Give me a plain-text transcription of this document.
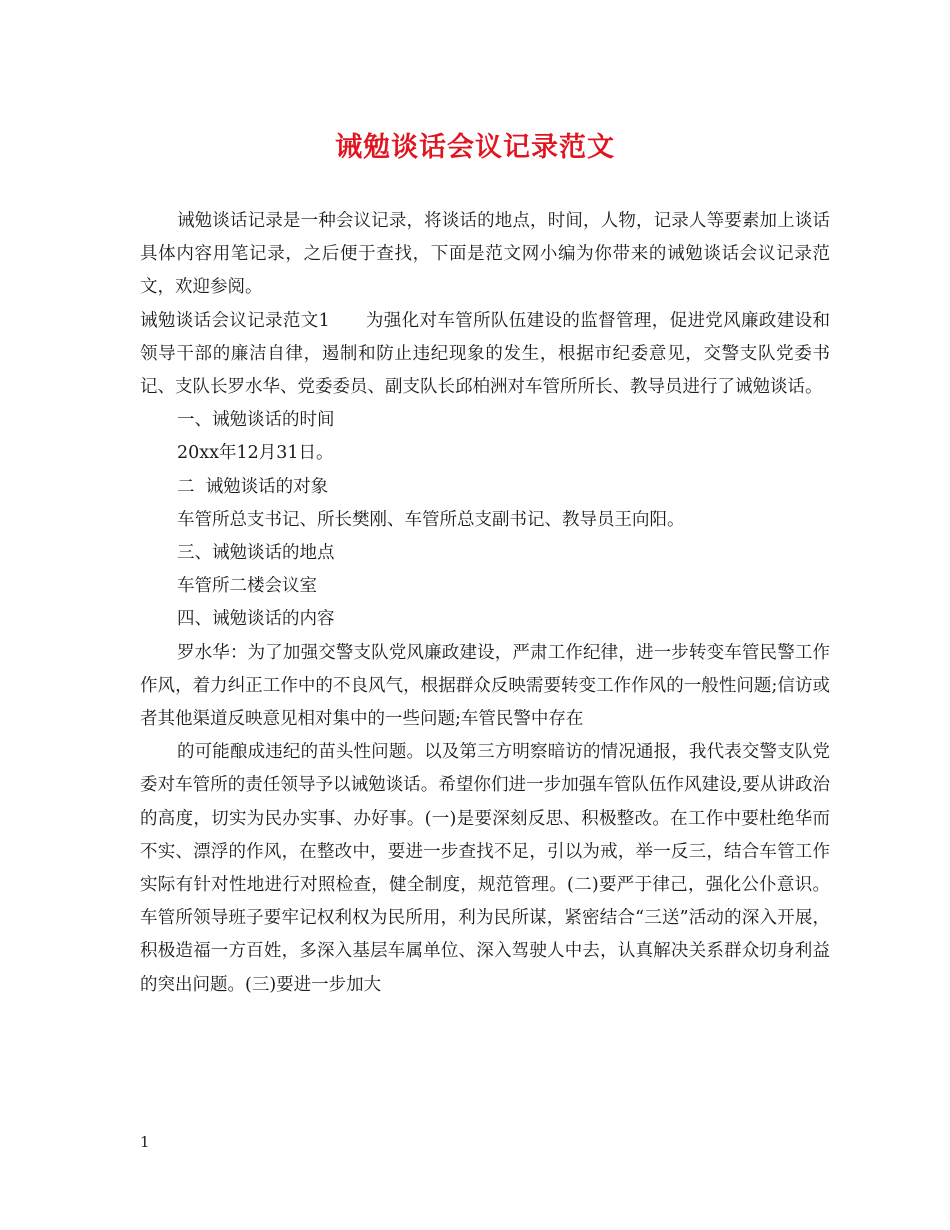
诫勉谈话会议记录范文

诫勉谈话记录是一种会议记录，将谈话的地点，时间，人物，记录人等要素加上谈话具体内容用笔记录，之后便于查找，下面是范文网小编为你带来的诫勉谈话会议记录范文，欢迎参阅。

诫勉谈话会议记录范文1　　为强化对车管所队伍建设的监督管理，促进党风廉政建设和领导干部的廉洁自律，遏制和防止违纪现象的发生，根据市纪委意见，交警支队党委书记、支队长罗水华、党委委员、副支队长邱柏洲对车管所所长、教导员进行了诫勉谈话。

一、诫勉谈话的时间

20xx年12月31日。

二  诫勉谈话的对象

车管所总支书记、所长樊刚、车管所总支副书记、教导员王向阳。

三、诫勉谈话的地点

车管所二楼会议室

四、诫勉谈话的内容

罗水华：为了加强交警支队党风廉政建设，严肃工作纪律，进一步转变车管民警工作作风，着力纠正工作中的不良风气，根据群众反映需要转变工作作风的一般性问题;信访或者其他渠道反映意见相对集中的一些问题;车管民警中存在

的可能酿成违纪的苗头性问题。以及第三方明察暗访的情况通报，我代表交警支队党委对车管所的责任领导予以诫勉谈话。希望你们进一步加强车管队伍作风建设,要从讲政治的高度，切实为民办实事、办好事。(一)是要深刻反思、积极整改。在工作中要杜绝华而不实、漂浮的作风，在整改中，要进一步查找不足，引以为戒，举一反三，结合车管工作实际有针对性地进行对照检查，健全制度，规范管理。(二)要严于律己，强化公仆意识。车管所领导班子要牢记权利权为民所用，利为民所谋，紧密结合“三送”活动的深入开展，积极造福一方百姓，多深入基层车属单位、深入驾驶人中去，认真解决关系群众切身利益的突出问题。(三)要进一步加大

1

========================================================================

* INSTRUCTION
Without including the pictures, reproduce all entries exactly.

* EXERCISE RESULT
Give me a plain-text transcription of this document.
诫勉谈话会议记录范文

诫勉谈话记录是一种会议记录，将谈话的地点，时间，人物，记录人等要素加上谈话具体内容用笔记录，之后便于查找，下面是范文网小编为你带来的诫勉谈话会议记录范文，欢迎参阅。

诫勉谈话会议记录范文1　　为强化对车管所队伍建设的监督管理，促进党风廉政建设和领导干部的廉洁自律，遏制和防止违纪现象的发生，根据市纪委意见，交警支队党委书记、支队长罗水华、党委委员、副支队长邱柏洲对车管所所长、教导员进行了诫勉谈话。

一、诫勉谈话的时间

20xx年12月31日。

二  诫勉谈话的对象

车管所总支书记、所长樊刚、车管所总支副书记、教导员王向阳。

三、诫勉谈话的地点

车管所二楼会议室

四、诫勉谈话的内容

罗水华：为了加强交警支队党风廉政建设，严肃工作纪律，进一步转变车管民警工作作风，着力纠正工作中的不良风气，根据群众反映需要转变工作作风的一般性问题;信访或者其他渠道反映意见相对集中的一些问题;车管民警中存在

的可能酿成违纪的苗头性问题。以及第三方明察暗访的情况通报，我代表交警支队党委对车管所的责任领导予以诫勉谈话。希望你们进一步加强车管队伍作风建设,要从讲政治的高度，切实为民办实事、办好事。(一)是要深刻反思、积极整改。在工作中要杜绝华而不实、漂浮的作风，在整改中，要进一步查找不足，引以为戒，举一反三，结合车管工作实际有针对性地进行对照检查，健全制度，规范管理。(二)要严于律己，强化公仆意识。车管所领导班子要牢记权利权为民所用，利为民所谋，紧密结合“三送”活动的深入开展，积极造福一方百姓，多深入基层车属单位、深入驾驶人中去，认真解决关系群众切身利益的突出问题。(三)要进一步加大

1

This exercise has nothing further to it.